-- Start of Record extracts --

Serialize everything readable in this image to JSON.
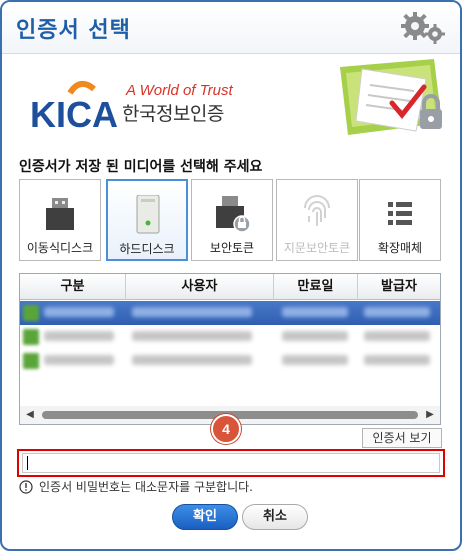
{
  "window": {
    "title": "인증서 선택"
  },
  "banner": {
    "logo_text": "KICA",
    "slogan": "A World of Trust",
    "org_name": "한국정보인증"
  },
  "instruction": "인증서가 저장 된 미디어를 선택해 주세요",
  "media": [
    {
      "label": "이동식디스크",
      "icon": "usb-drive-icon",
      "selected": false,
      "enabled": true
    },
    {
      "label": "하드디스크",
      "icon": "hard-disk-icon",
      "selected": true,
      "enabled": true
    },
    {
      "label": "보안토큰",
      "icon": "security-token-icon",
      "selected": false,
      "enabled": true
    },
    {
      "label": "지문보안토큰",
      "icon": "fingerprint-icon",
      "selected": false,
      "enabled": false
    },
    {
      "label": "확장매체",
      "icon": "list-icon",
      "selected": false,
      "enabled": true
    }
  ],
  "table": {
    "columns": [
      "구분",
      "사용자",
      "만료일",
      "발급자"
    ]
  },
  "step_badge": "4",
  "view_cert_label": "인증서 보기",
  "password": {
    "value": ""
  },
  "note": "인증서 비밀번호는 대소문자를 구분합니다.",
  "buttons": {
    "ok": "확인",
    "cancel": "취소"
  },
  "colors": {
    "accent": "#1f5fa8",
    "highlight_row": "#3a68ba",
    "alert_border": "#e00000",
    "badge": "#d8553a"
  }
}
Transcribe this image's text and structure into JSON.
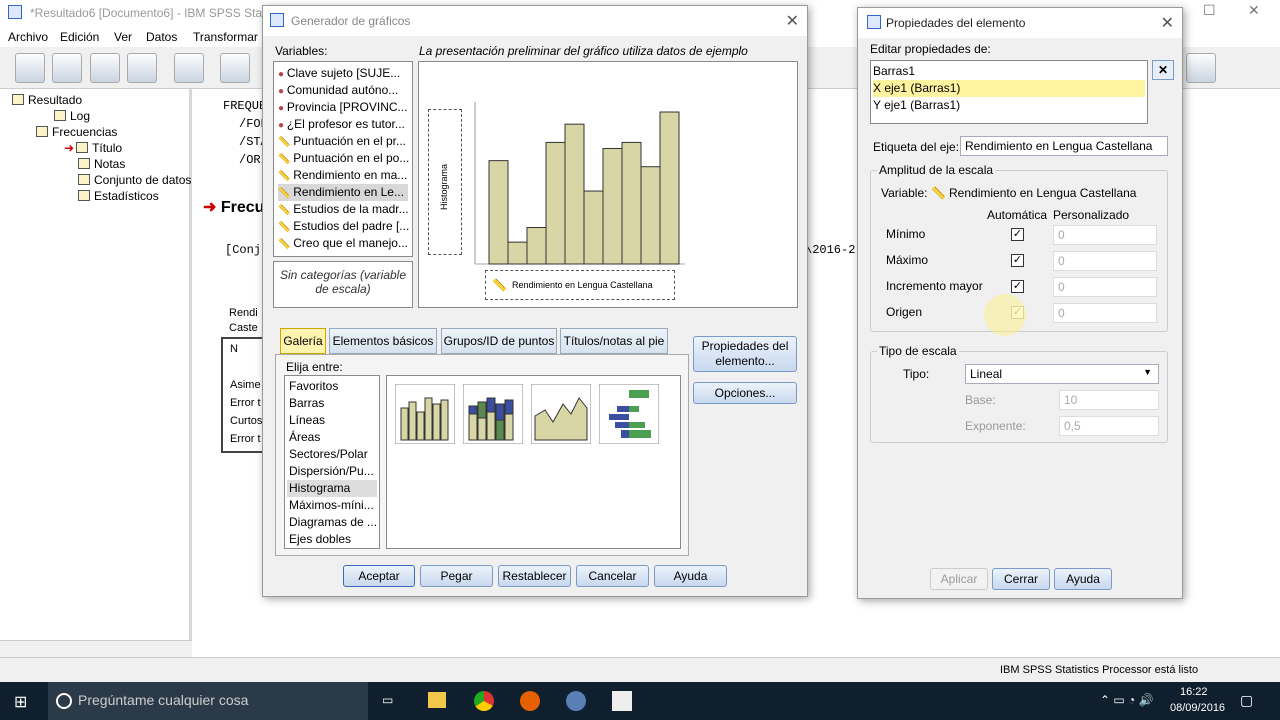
{
  "app": {
    "title": "*Resultado6 [Documento6] - IBM SPSS Statistics",
    "menu": [
      "Archivo",
      "Edición",
      "Ver",
      "Datos",
      "Transformar"
    ],
    "status": "IBM SPSS Statistics Processor está listo"
  },
  "nav": {
    "items": [
      "Resultado",
      "Log",
      "Frecuencias",
      "Título",
      "Notas",
      "Conjunto de datos",
      "Estadísticos"
    ]
  },
  "output": {
    "lines": [
      "FREQUE",
      "/FOR",
      "/STA",
      "/ORI"
    ],
    "heading": "Frecu",
    "conj": "[Conju",
    "path": "\\2016-2",
    "stat_labels": [
      "Rendi",
      "Caste",
      "N",
      "Asime",
      "Error t",
      "Curtos",
      "Error t"
    ]
  },
  "builder": {
    "title": "Generador de gráficos",
    "variables_label": "Variables:",
    "preview_label": "La presentación preliminar del gráfico utiliza datos de ejemplo",
    "variables": [
      "Clave sujeto [SUJE...",
      "Comunidad autóno...",
      "Provincia [PROVINC...",
      "¿El profesor es tutor...",
      "Puntuación en el pr...",
      "Puntuación en el po...",
      "Rendimiento en ma...",
      "Rendimiento en Le...",
      "Estudios de la madr...",
      "Estudios del padre [...",
      "Creo que el manejo..."
    ],
    "categories_note": "Sin categorías (variable de escala)",
    "y_axis_label": "Histograma",
    "x_axis_label": "Rendimiento en Lengua Castellana",
    "chart_data": {
      "type": "bar",
      "values": [
        8.5,
        1.8,
        3,
        10,
        11.5,
        6,
        9.5,
        10,
        8,
        12.5
      ]
    },
    "tabs": [
      "Galería",
      "Elementos básicos",
      "Grupos/ID de puntos",
      "Títulos/notas al pie"
    ],
    "choose_label": "Elija entre:",
    "gallery": [
      "Favoritos",
      "Barras",
      "Líneas",
      "Áreas",
      "Sectores/Polar",
      "Dispersión/Pu...",
      "Histograma",
      "Máximos-míni...",
      "Diagramas de ...",
      "Ejes dobles"
    ],
    "props_button": "Propiedades del elemento...",
    "options_button": "Opciones...",
    "buttons": [
      "Aceptar",
      "Pegar",
      "Restablecer",
      "Cancelar",
      "Ayuda"
    ]
  },
  "props": {
    "title": "Propiedades del elemento",
    "edit_label": "Editar propiedades de:",
    "elements": [
      "Barras1",
      "X eje1 (Barras1)",
      "Y eje1 (Barras1)"
    ],
    "axis_label": "Etiqueta del eje:",
    "axis_value": "Rendimiento en Lengua Castellana",
    "scale_range": "Amplitud de la escala",
    "variable_label": "Variable:",
    "variable_value": "Rendimiento en Lengua Castellana",
    "col_auto": "Automática",
    "col_custom": "Personalizado",
    "rows": [
      {
        "label": "Mínimo",
        "value": "0"
      },
      {
        "label": "Máximo",
        "value": "0"
      },
      {
        "label": "Incremento mayor",
        "value": "0"
      },
      {
        "label": "Origen",
        "value": "0"
      }
    ],
    "scale_type": "Tipo de escala",
    "type_label": "Tipo:",
    "type_value": "Lineal",
    "base_label": "Base:",
    "base_value": "10",
    "exp_label": "Exponente:",
    "exp_value": "0,5",
    "buttons": [
      "Aplicar",
      "Cerrar",
      "Ayuda"
    ]
  },
  "taskbar": {
    "search": "Pregúntame cualquier cosa",
    "time": "16:22",
    "date": "08/09/2016"
  }
}
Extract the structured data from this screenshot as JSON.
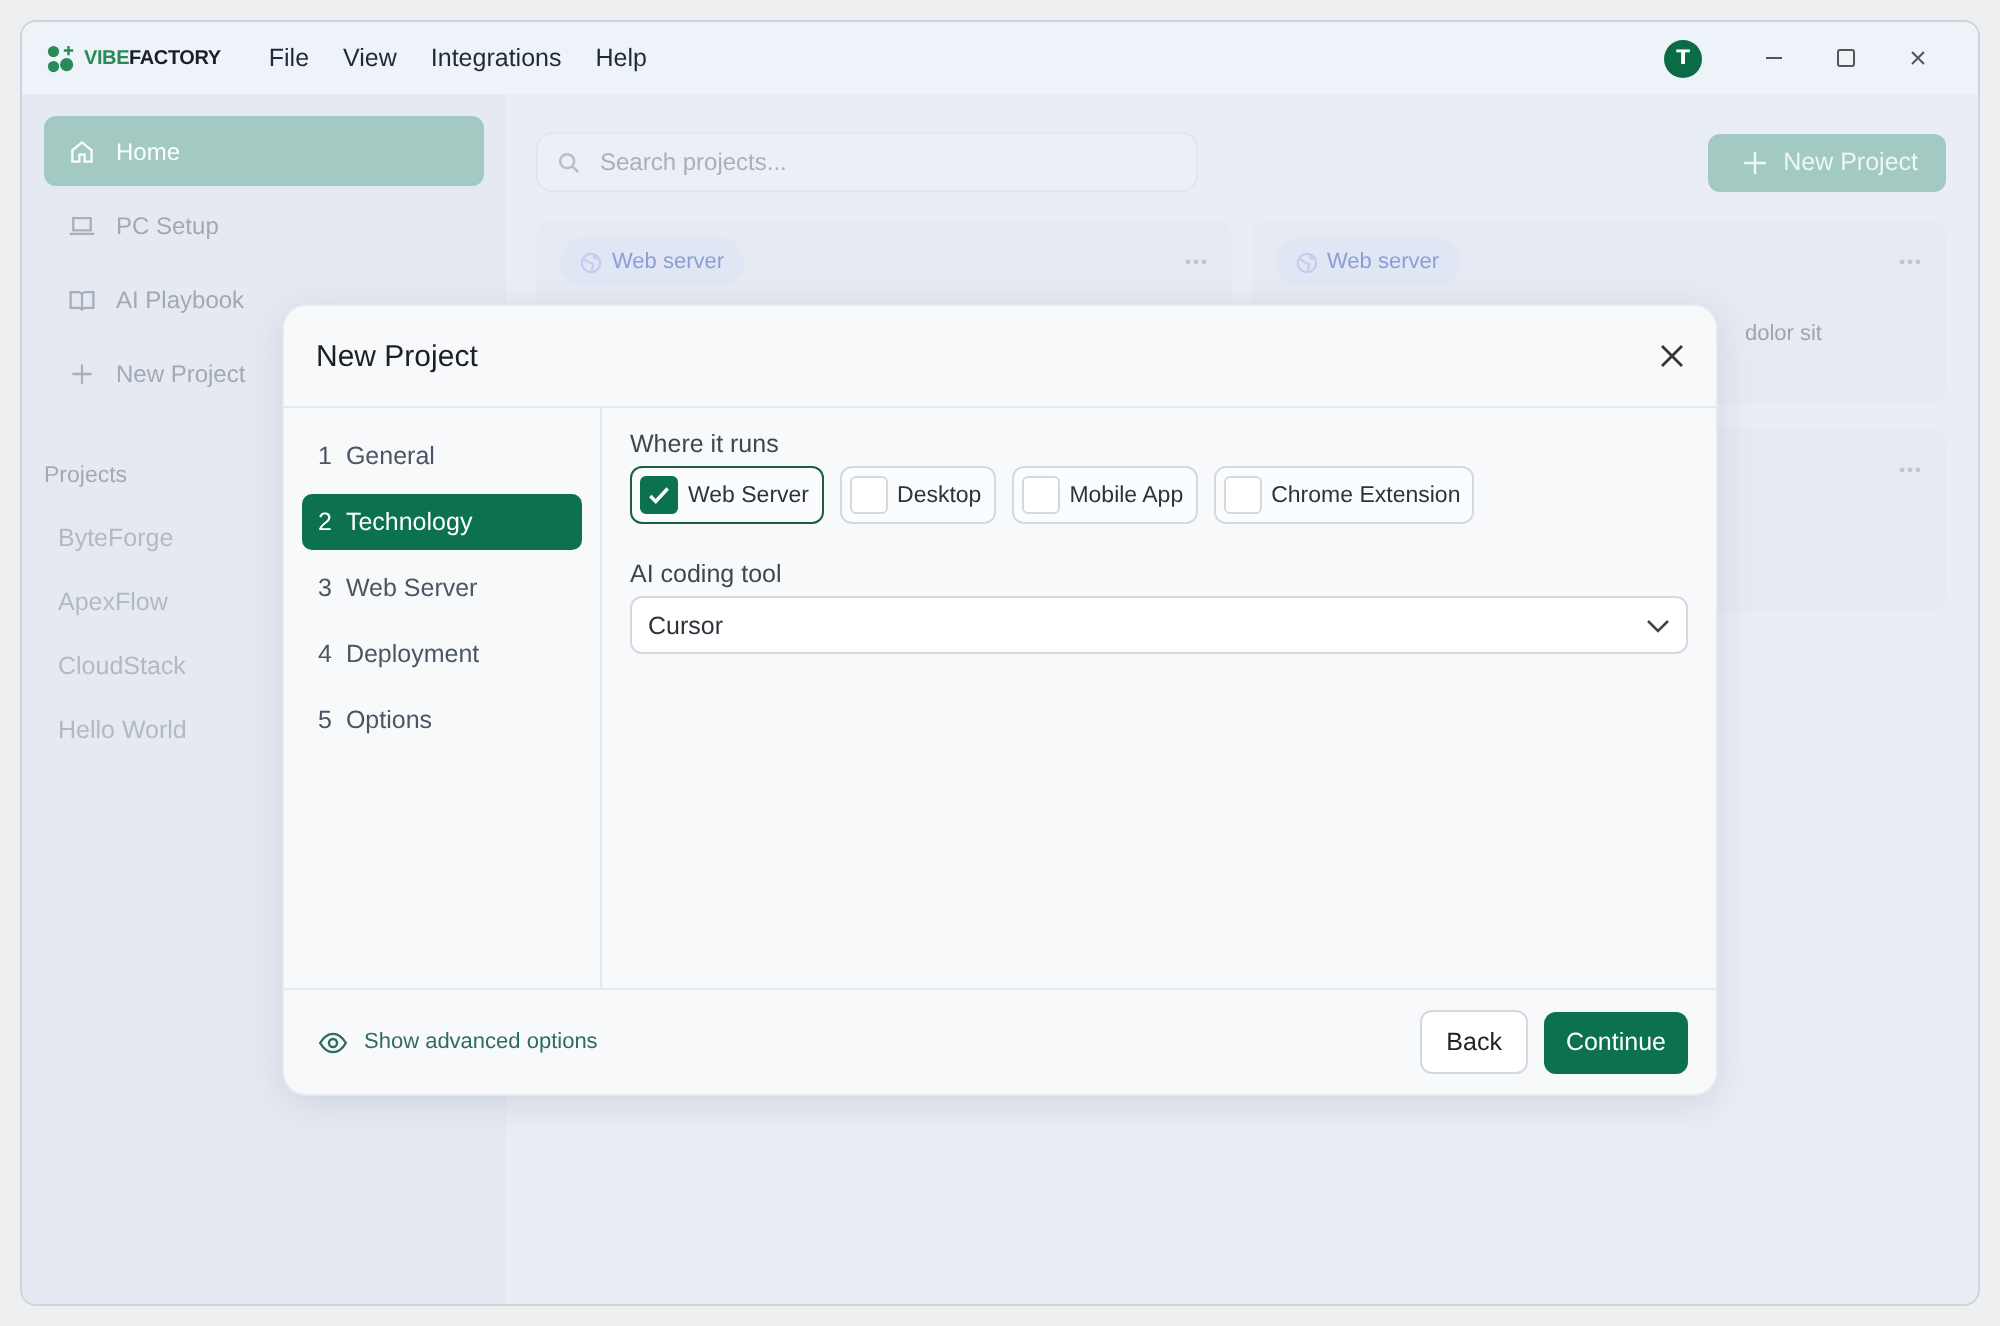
{
  "app": {
    "logo": {
      "part1": "VIBE",
      "part2": "FACTORY"
    },
    "menu": [
      "File",
      "View",
      "Integrations",
      "Help"
    ],
    "avatar": "T"
  },
  "sidebar": {
    "nav": [
      {
        "label": "Home",
        "kind": "home",
        "selected": true
      },
      {
        "label": "PC Setup",
        "kind": "laptop",
        "selected": false
      },
      {
        "label": "AI Playbook",
        "kind": "book",
        "selected": false
      },
      {
        "label": "New Project",
        "kind": "plus",
        "selected": false
      }
    ],
    "section_title": "Projects",
    "projects": [
      "ByteForge",
      "ApexFlow",
      "CloudStack",
      "Hello World"
    ]
  },
  "main": {
    "search": {
      "placeholder": "Search projects..."
    },
    "new_button": "New Project",
    "columns": [
      [
        {
          "tag": "Web server"
        }
      ],
      [
        {
          "tag": "Web server",
          "snippet": "dolor sit"
        },
        {}
      ]
    ]
  },
  "dialog": {
    "title": "New Project",
    "steps": [
      {
        "number": "1",
        "label": "General",
        "selected": false
      },
      {
        "number": "2",
        "label": "Technology",
        "selected": true
      },
      {
        "number": "3",
        "label": "Web Server",
        "selected": false
      },
      {
        "number": "4",
        "label": "Deployment",
        "selected": false
      },
      {
        "number": "5",
        "label": "Options",
        "selected": false
      }
    ],
    "platform_label": "Where it runs",
    "platforms": [
      {
        "label": "Web Server",
        "checked": true
      },
      {
        "label": "Desktop",
        "checked": false
      },
      {
        "label": "Mobile App",
        "checked": false
      },
      {
        "label": "Chrome Extension",
        "checked": false
      }
    ],
    "tool_label": "AI coding tool",
    "tool_value": "Cursor",
    "advanced_link": "Show advanced options",
    "back": "Back",
    "continue": "Continue"
  }
}
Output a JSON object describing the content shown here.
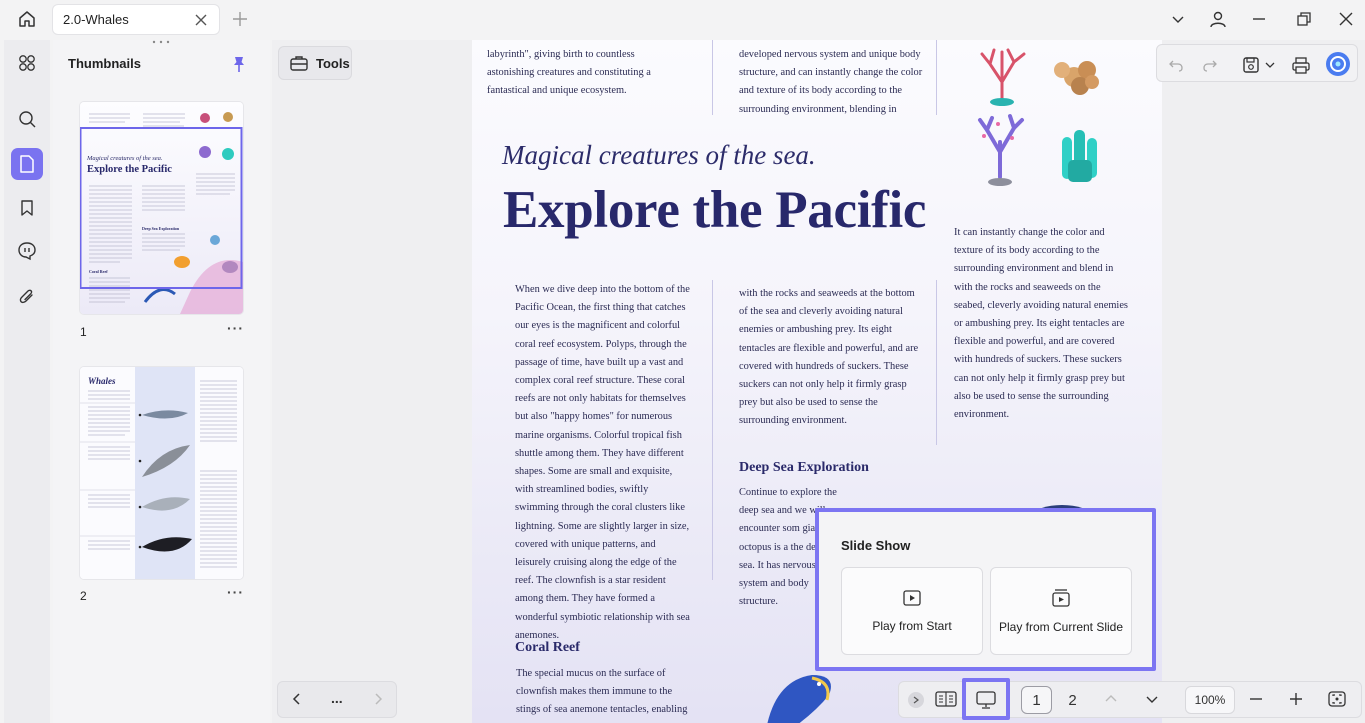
{
  "tab": {
    "title": "2.0-Whales"
  },
  "thumbnails": {
    "title": "Thumbnails",
    "pages": [
      {
        "number": "1",
        "heading": "Explore the Pacific",
        "subheading": "Magical creatures of the sea.",
        "section": "Deep Sea Exploration",
        "section2": "Coral Reef"
      },
      {
        "number": "2",
        "heading": "Whales"
      }
    ]
  },
  "tools": {
    "label": "Tools"
  },
  "document": {
    "top_col1": "labyrinth\", giving birth to countless astonishing creatures and constituting a fantastical and unique ecosystem.",
    "top_col2": "developed nervous system and unique body structure, and can instantly change the color and texture of its body according to the surrounding environment, blending in",
    "subtitle": "Magical creatures of the sea.",
    "title": "Explore the Pacific",
    "right_col": "It can instantly change the color and texture of its body according to the surrounding environment and blend in with the rocks and seaweeds on the seabed, cleverly avoiding natural enemies or ambushing prey. Its eight tentacles are flexible and powerful, and are covered with hundreds of suckers. These suckers can not only help it firmly grasp prey but also be used to sense the surrounding environment.",
    "col1": "When we dive deep into the bottom of the Pacific Ocean, the first thing that catches our eyes is the magnificent and colorful coral reef ecosystem. Polyps, through the passage of time, have built up a vast and complex coral reef structure. These coral reefs are not only habitats for themselves but also \"happy homes\" for numerous marine organisms. Colorful tropical fish shuttle among them. They have different shapes. Some are small and exquisite, with streamlined bodies, swiftly swimming through the coral clusters like lightning. Some are slightly larger in size, covered with unique patterns, and leisurely cruising along the edge of the reef. The clownfish is a star resident among them. They have formed a wonderful symbiotic relationship with sea anemones.",
    "col2": "with the rocks and seaweeds at the bottom of the sea and cleverly avoiding natural enemies or ambushing prey. Its eight tentacles are flexible and powerful, and are covered with hundreds of suckers. These suckers can not only help it firmly grasp prey but also be used to sense the surrounding environment.",
    "deep_sea_heading": "Deep Sea Exploration",
    "deep_sea_text": "Continue to explore the deep sea and we will encounter som giant octopus is a the deep sea. It has nervous system and body structure.",
    "coral_reef_heading": "Coral Reef",
    "coral_reef_text": "The special mucus on the surface of clownfish makes them immune to the stings of sea anemone tentacles, enabling"
  },
  "slideshow": {
    "title": "Slide Show",
    "play_start": "Play from Start",
    "play_current": "Play from Current Slide"
  },
  "bottombar": {
    "page1": "1",
    "page2": "2",
    "zoom": "100%"
  },
  "navbar": {
    "more": "..."
  },
  "colors": {
    "accent": "#7a73f0",
    "heading": "#28286b"
  }
}
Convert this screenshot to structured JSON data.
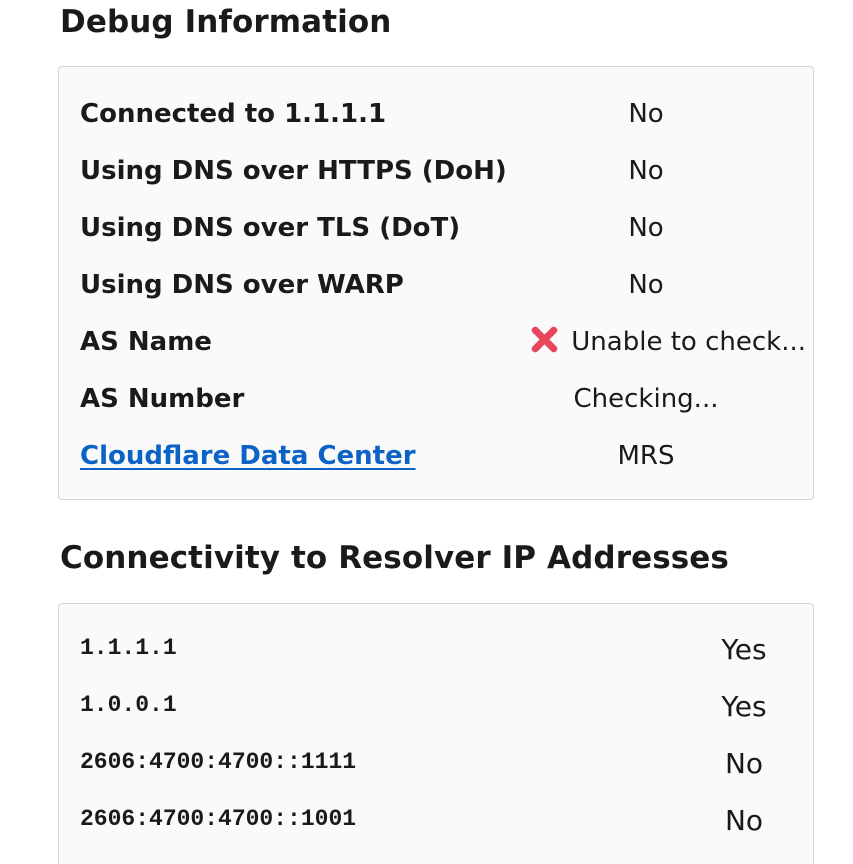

-- End of Record extracts --

» **Goal of the exercise**
Extract every line containing the string "screenshot" from the material.

» **Written reply**
Extract the structured data from this screenshot as JSON.
Convert this screenshot to structured JSON data.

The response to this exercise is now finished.